** Start MATERIAL **
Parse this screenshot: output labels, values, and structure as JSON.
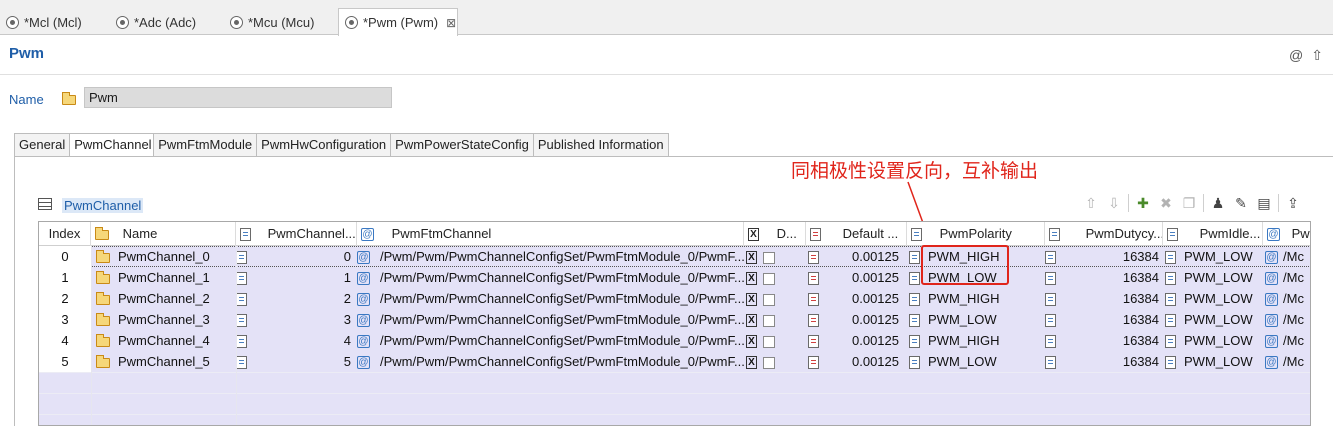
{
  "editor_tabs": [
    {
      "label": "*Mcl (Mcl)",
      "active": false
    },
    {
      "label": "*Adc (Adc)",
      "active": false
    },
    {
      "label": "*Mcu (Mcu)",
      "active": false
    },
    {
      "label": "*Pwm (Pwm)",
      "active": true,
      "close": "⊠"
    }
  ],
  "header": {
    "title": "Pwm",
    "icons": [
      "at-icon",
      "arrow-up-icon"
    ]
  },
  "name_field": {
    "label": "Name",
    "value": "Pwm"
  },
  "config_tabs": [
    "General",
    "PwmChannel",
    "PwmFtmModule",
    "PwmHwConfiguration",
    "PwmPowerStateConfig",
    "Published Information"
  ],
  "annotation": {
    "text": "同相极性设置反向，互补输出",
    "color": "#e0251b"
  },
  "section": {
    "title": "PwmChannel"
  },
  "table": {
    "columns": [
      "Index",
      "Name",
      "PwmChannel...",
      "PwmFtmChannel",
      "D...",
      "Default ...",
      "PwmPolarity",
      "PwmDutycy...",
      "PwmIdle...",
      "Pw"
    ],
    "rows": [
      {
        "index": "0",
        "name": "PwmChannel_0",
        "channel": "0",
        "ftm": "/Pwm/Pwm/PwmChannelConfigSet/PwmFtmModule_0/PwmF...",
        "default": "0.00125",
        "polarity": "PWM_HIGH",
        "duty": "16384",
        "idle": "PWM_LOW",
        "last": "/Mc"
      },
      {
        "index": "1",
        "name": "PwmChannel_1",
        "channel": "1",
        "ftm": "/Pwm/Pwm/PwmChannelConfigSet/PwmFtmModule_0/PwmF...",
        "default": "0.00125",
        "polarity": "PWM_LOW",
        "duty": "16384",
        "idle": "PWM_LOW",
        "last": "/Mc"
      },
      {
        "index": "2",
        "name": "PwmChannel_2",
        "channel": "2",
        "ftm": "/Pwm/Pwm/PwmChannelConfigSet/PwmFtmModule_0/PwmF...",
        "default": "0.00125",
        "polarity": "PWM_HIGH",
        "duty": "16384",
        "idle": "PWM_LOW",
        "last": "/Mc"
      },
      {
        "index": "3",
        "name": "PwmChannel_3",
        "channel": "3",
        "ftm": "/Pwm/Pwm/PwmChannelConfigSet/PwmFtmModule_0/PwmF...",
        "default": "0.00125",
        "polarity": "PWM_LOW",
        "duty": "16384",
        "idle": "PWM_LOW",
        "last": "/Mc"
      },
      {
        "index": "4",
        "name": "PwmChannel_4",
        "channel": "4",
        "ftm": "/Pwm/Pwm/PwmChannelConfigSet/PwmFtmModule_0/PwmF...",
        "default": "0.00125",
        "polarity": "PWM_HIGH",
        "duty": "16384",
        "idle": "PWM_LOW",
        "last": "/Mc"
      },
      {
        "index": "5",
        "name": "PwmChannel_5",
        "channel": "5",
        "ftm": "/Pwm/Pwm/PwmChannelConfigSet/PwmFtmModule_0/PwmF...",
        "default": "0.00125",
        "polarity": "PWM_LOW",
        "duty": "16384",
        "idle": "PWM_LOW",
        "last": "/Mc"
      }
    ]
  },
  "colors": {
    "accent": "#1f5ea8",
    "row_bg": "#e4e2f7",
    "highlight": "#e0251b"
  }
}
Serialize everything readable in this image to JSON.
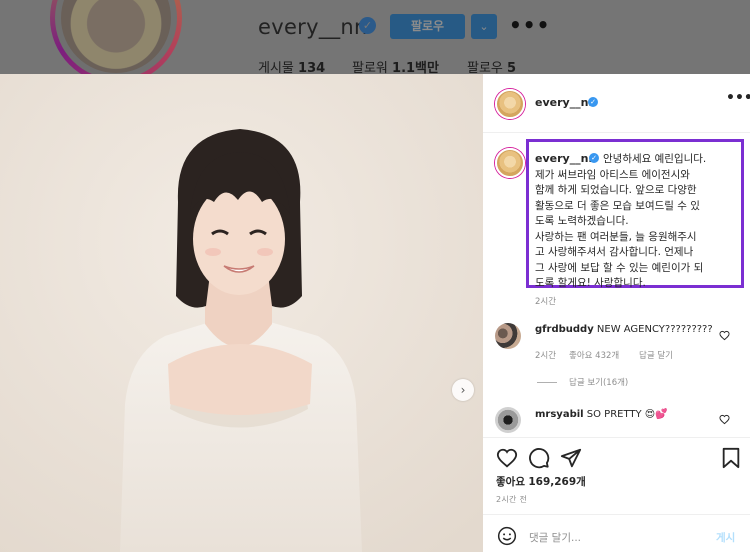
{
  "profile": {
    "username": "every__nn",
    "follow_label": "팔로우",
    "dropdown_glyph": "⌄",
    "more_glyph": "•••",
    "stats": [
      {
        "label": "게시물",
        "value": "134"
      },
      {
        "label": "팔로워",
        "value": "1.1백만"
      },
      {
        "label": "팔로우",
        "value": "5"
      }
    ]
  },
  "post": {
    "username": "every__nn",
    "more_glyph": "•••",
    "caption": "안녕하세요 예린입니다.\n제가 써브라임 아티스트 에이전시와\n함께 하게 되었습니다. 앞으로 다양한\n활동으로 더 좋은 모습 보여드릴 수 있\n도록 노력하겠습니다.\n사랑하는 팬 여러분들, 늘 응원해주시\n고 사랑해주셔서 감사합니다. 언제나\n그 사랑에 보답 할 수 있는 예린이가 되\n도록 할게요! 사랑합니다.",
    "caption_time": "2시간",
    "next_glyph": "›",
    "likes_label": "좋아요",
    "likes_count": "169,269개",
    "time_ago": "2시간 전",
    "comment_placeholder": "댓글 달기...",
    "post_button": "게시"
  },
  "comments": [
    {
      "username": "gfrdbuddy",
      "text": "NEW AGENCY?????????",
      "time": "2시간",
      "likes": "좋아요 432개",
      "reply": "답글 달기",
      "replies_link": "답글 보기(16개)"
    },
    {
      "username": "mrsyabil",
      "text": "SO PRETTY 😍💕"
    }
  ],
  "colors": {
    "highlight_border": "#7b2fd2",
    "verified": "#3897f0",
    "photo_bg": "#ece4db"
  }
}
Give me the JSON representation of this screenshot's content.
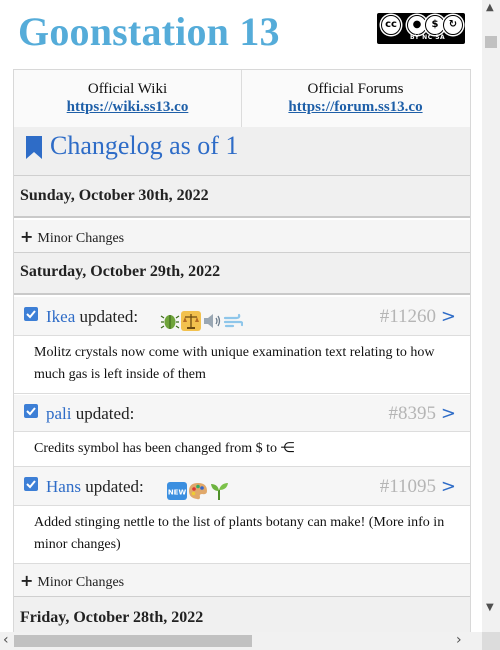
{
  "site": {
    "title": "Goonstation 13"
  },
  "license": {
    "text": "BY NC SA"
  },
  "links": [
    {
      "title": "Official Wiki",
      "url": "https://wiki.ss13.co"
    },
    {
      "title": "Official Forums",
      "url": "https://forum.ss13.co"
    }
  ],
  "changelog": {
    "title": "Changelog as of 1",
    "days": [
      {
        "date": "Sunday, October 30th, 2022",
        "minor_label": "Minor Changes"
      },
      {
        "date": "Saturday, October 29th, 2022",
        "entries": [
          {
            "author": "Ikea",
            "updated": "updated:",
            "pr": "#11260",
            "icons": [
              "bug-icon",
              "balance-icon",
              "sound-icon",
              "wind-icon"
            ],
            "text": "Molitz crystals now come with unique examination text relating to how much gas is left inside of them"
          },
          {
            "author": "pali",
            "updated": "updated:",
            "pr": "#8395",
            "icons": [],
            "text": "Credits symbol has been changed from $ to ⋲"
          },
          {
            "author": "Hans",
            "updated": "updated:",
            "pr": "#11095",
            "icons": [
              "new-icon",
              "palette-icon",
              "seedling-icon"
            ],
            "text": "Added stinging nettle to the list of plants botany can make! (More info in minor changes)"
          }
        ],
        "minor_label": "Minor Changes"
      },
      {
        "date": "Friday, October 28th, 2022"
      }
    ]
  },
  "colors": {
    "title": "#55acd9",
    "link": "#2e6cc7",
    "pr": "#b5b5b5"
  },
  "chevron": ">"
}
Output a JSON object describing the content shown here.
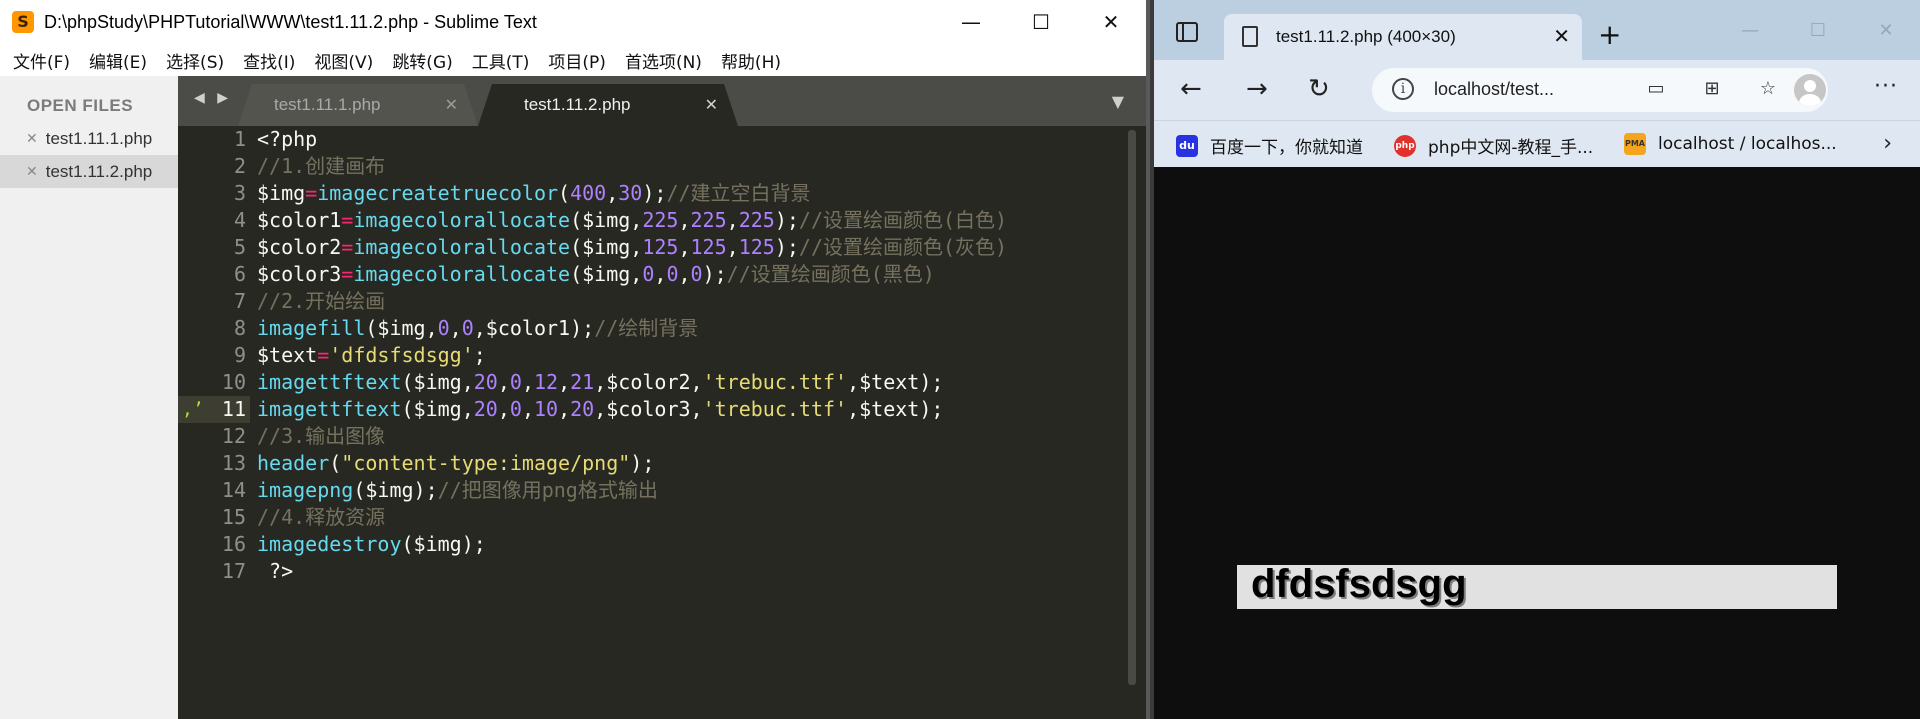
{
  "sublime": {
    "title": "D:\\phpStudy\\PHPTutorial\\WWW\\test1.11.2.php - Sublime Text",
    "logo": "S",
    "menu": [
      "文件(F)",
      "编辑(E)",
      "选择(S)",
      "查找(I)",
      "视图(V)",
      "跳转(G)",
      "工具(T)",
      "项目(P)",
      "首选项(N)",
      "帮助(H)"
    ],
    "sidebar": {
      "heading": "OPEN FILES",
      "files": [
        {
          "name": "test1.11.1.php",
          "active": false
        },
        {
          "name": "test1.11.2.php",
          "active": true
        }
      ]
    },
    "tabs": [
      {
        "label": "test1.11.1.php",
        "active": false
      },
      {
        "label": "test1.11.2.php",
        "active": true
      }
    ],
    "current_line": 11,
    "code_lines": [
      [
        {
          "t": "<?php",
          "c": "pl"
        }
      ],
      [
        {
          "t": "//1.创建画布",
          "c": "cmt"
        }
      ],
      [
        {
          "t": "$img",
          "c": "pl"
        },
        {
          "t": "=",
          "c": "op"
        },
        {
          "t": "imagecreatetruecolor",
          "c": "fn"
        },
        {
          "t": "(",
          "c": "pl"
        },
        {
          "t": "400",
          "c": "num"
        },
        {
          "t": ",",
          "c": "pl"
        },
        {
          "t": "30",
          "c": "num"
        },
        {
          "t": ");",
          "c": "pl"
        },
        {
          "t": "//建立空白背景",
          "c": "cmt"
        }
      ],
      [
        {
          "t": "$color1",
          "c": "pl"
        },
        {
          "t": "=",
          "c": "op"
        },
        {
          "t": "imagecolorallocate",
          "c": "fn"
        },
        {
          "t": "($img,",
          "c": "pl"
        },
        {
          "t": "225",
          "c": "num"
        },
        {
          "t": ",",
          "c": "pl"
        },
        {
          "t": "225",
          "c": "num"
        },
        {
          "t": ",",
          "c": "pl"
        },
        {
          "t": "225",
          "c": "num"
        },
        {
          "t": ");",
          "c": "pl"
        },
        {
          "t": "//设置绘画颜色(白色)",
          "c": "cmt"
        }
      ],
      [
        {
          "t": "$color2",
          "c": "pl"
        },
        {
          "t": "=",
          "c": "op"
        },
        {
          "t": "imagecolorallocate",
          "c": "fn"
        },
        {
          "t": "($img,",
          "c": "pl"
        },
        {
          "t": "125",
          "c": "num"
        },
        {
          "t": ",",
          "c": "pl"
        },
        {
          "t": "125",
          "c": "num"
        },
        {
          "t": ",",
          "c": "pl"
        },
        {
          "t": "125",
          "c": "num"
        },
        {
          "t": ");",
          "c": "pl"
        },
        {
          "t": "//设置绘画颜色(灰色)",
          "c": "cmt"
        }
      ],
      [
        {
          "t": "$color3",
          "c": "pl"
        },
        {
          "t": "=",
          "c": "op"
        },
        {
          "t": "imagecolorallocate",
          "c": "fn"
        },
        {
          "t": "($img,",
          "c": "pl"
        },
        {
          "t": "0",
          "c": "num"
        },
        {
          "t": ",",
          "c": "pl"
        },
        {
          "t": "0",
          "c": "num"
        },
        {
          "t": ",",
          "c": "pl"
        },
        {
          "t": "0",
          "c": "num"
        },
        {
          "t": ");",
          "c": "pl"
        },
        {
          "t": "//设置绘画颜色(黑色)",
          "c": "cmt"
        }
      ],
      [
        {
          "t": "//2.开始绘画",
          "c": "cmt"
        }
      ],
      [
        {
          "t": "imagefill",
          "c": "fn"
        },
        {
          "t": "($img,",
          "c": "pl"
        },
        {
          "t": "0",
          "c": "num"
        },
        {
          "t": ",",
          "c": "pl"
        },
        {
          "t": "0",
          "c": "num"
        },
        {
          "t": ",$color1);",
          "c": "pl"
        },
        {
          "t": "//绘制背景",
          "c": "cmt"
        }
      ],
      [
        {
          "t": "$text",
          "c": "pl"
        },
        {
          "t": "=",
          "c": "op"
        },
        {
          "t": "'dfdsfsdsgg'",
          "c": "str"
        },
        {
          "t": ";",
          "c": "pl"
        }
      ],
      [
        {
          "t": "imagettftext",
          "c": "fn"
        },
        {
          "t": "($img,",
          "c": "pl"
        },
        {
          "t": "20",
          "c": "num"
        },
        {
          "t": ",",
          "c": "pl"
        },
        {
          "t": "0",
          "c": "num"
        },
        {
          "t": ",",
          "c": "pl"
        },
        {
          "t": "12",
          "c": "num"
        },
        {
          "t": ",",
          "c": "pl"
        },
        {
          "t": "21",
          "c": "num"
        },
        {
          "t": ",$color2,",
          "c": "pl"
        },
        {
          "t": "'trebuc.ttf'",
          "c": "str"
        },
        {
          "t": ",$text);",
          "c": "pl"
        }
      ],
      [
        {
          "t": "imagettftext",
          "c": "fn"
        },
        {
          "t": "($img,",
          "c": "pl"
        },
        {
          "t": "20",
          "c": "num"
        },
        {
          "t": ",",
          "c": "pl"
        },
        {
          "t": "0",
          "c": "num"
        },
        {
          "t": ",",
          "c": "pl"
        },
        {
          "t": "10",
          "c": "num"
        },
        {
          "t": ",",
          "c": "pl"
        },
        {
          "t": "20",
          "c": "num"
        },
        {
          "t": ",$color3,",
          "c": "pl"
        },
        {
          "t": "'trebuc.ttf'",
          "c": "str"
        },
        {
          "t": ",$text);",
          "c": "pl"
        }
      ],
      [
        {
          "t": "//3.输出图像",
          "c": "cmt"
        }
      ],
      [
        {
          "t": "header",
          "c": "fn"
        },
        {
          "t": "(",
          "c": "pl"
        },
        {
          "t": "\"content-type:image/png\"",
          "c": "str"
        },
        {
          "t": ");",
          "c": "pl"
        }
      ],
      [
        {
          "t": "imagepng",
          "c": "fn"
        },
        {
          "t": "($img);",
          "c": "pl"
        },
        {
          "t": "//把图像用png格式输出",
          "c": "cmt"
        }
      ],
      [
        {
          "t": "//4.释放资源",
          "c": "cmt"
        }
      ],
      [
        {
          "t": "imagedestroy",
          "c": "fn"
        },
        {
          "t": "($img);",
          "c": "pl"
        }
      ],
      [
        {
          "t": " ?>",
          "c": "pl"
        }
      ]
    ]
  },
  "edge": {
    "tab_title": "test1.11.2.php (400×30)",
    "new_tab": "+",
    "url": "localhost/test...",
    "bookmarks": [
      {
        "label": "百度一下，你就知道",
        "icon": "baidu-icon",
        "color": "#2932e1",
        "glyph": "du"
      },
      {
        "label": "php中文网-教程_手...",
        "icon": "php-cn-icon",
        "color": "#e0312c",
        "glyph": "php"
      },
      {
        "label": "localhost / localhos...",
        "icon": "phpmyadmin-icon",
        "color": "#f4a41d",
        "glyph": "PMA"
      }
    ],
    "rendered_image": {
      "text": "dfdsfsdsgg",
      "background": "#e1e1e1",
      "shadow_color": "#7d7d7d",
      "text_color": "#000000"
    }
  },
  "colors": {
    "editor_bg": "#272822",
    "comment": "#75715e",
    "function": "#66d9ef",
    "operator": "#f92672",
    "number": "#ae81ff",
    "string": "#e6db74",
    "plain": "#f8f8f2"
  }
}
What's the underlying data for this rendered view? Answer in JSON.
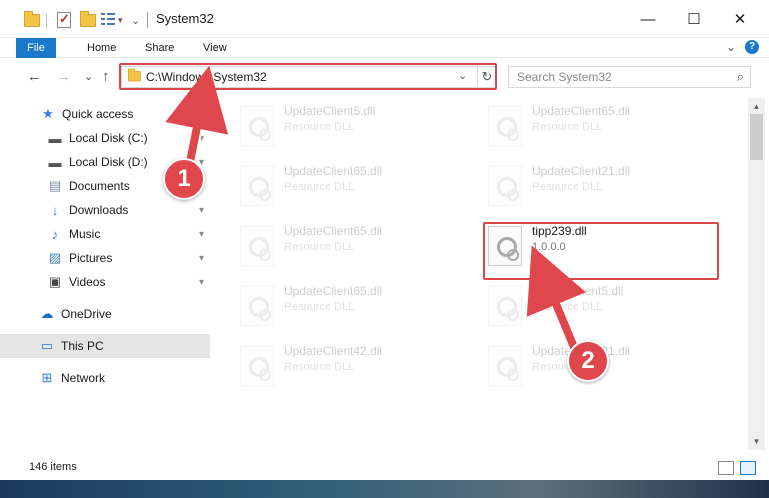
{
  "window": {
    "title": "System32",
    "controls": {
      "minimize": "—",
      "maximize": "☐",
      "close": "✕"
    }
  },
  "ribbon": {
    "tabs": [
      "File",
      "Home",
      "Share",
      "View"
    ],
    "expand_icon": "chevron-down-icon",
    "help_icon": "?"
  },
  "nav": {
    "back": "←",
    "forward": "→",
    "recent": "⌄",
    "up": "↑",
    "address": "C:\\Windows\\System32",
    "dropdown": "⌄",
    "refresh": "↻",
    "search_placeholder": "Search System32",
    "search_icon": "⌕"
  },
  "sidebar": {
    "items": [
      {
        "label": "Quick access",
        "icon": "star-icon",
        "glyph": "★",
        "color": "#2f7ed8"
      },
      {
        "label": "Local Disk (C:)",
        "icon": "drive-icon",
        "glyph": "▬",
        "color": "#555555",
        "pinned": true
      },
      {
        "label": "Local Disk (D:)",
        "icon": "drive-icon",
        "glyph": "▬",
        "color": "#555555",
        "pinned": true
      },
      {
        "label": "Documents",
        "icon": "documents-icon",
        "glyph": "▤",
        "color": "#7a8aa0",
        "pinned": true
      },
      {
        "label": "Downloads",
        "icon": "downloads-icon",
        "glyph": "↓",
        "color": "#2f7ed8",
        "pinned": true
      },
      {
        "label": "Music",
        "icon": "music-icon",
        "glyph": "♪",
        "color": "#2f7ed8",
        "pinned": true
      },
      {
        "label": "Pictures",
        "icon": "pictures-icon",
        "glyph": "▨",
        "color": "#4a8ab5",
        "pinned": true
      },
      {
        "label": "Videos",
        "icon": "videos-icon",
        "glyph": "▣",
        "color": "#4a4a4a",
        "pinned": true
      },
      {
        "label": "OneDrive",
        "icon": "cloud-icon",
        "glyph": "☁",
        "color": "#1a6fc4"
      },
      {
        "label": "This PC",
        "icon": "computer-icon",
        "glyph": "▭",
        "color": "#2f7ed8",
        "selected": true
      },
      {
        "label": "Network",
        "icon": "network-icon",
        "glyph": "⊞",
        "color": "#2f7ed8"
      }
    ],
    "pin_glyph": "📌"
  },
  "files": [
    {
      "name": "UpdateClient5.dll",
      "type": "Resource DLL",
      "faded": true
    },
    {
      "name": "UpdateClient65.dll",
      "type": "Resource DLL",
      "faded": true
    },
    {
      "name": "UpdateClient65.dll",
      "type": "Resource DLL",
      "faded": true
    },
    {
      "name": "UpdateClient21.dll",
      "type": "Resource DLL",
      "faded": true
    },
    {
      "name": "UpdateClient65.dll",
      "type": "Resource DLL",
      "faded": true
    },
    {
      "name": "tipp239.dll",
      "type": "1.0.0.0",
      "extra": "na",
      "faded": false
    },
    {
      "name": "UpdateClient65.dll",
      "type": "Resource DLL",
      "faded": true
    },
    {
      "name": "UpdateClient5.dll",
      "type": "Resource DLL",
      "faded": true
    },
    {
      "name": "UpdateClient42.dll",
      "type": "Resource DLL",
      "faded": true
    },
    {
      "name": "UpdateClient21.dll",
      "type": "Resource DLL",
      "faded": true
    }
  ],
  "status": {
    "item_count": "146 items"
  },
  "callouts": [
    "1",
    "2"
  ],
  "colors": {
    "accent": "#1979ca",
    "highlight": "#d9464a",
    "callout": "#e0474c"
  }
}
** End MATERIAL **
EXERCISE: Within the listing above, copy each line that has the string "JSON".

ANSWER:
Parse this screenshot: output labels, values, and structure as JSON.
Serialize everything readable in this image to JSON.
Give me the JSON representation of this screenshot's content.
Output a JSON object describing the content shown here.
What's the underlying data for this rendered view? Answer in JSON.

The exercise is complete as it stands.